**ABOUT THIS TASK**
Every line containing the word "teniendo" is to be copied from the data below.

### EXCERPTED RECORDS ###

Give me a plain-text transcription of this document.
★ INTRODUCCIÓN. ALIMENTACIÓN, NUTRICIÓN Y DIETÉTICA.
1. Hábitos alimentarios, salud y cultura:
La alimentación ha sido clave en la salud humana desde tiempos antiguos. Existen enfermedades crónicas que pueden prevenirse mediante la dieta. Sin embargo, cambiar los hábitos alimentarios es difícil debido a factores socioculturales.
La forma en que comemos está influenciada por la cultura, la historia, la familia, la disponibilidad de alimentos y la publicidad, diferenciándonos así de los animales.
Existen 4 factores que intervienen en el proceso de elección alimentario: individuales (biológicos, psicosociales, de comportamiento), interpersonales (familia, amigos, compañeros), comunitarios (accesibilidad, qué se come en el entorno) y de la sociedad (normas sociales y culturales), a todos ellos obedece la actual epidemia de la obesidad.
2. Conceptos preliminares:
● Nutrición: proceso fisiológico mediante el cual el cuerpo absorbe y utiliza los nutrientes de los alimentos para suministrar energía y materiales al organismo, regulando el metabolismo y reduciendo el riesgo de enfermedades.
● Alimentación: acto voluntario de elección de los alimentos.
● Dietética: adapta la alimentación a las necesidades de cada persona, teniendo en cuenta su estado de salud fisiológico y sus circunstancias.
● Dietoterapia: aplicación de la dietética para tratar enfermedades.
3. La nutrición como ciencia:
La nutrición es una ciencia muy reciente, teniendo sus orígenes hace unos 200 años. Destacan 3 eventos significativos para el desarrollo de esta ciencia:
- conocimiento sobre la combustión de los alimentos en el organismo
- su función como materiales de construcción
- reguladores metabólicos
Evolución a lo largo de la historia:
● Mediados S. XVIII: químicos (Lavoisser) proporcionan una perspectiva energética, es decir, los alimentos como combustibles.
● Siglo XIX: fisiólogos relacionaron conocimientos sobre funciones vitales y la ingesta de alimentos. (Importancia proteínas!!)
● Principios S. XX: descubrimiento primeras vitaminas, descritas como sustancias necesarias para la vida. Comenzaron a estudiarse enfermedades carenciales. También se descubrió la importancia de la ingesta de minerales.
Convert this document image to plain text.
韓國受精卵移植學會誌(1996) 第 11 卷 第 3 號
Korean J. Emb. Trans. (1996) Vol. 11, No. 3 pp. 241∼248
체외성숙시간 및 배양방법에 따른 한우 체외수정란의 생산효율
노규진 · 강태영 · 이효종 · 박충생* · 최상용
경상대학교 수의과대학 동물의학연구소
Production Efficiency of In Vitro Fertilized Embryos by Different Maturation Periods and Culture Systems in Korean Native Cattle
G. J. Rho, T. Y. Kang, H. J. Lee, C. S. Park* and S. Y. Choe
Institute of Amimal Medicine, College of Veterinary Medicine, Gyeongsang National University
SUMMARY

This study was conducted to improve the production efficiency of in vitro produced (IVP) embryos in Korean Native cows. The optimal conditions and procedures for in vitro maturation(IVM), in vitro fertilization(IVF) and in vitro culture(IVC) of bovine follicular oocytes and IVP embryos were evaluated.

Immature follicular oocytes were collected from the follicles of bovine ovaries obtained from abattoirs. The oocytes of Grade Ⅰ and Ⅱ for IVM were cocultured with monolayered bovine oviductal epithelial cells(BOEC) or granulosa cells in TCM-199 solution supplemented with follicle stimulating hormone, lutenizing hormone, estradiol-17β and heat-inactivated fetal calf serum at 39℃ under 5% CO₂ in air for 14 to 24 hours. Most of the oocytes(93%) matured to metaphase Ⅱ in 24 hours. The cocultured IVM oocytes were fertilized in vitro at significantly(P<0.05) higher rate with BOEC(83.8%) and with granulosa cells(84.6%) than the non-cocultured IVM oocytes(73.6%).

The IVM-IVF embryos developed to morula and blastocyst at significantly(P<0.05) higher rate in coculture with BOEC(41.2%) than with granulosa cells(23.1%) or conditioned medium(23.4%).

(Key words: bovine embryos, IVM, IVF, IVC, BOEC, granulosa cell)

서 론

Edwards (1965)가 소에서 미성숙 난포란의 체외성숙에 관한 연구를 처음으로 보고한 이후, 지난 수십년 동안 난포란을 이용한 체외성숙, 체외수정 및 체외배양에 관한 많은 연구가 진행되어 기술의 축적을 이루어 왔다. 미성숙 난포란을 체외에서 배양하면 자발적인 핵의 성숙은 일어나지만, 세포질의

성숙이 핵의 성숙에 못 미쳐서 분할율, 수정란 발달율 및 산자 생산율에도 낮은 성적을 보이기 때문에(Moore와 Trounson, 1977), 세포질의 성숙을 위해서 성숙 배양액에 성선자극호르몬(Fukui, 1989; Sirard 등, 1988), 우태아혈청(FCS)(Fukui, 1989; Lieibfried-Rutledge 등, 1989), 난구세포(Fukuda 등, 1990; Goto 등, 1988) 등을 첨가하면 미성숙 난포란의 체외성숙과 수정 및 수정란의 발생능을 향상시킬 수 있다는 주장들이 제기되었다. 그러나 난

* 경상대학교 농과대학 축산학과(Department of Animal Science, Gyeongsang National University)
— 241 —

###

**OUTPUT OF THE EXERCISE**
● Dietética: adapta la alimentación a las necesidades de cada persona, teniendo en cuenta su estado de salud fisiológico y sus circunstancias.
La nutrición es una ciencia muy reciente, teniendo sus orígenes hace unos 200 años. Destacan 3 eventos significativos para el desarrollo de esta ciencia:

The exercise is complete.